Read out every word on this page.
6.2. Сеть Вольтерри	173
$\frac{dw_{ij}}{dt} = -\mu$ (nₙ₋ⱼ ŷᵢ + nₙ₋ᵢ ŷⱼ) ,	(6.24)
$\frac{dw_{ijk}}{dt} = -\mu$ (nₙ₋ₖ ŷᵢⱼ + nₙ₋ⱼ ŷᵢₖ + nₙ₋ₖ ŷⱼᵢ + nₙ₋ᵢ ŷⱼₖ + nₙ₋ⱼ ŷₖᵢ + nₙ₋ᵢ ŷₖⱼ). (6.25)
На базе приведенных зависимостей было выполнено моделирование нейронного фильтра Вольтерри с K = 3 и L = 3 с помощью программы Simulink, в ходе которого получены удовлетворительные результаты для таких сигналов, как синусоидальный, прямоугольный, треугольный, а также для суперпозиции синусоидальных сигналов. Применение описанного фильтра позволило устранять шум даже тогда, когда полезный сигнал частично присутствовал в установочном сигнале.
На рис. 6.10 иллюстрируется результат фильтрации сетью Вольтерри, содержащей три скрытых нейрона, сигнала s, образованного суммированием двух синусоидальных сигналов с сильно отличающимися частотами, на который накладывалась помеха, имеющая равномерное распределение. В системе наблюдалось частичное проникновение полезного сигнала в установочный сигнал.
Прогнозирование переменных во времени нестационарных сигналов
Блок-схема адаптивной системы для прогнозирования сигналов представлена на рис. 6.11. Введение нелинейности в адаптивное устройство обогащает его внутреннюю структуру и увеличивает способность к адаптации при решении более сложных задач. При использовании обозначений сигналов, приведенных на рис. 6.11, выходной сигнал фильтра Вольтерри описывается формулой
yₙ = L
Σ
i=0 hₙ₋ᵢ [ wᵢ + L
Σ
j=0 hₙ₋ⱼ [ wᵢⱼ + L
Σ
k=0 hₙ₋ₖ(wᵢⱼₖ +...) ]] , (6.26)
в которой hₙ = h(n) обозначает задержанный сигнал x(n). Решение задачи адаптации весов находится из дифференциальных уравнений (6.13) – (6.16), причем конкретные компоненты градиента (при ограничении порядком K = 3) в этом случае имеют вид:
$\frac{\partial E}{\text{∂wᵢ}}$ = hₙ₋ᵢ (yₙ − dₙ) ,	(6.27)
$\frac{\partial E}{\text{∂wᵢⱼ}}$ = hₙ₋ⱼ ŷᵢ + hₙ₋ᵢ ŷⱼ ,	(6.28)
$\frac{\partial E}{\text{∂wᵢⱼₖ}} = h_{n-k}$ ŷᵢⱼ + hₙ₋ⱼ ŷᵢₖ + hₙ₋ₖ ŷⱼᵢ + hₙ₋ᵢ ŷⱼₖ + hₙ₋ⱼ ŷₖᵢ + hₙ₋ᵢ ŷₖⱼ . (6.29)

— Goal of the exercise —
Return each line among the entries that holds the word "text".

— Finished answer —
$\frac{\partial E}{\text{∂wᵢ}}$ = hₙ₋ᵢ (yₙ − dₙ) ,	(6.27)
$\frac{\partial E}{\text{∂wᵢⱼ}}$ = hₙ₋ⱼ ŷᵢ + hₙ₋ᵢ ŷⱼ ,	(6.28)
$\frac{\partial E}{\text{∂wᵢⱼₖ}} = h_{n-k}$ ŷᵢⱼ + hₙ₋ⱼ ŷᵢₖ + hₙ₋ₖ ŷⱼᵢ + hₙ₋ᵢ ŷⱼₖ + hₙ₋ⱼ ŷₖᵢ + hₙ₋ᵢ ŷₖⱼ . (6.29)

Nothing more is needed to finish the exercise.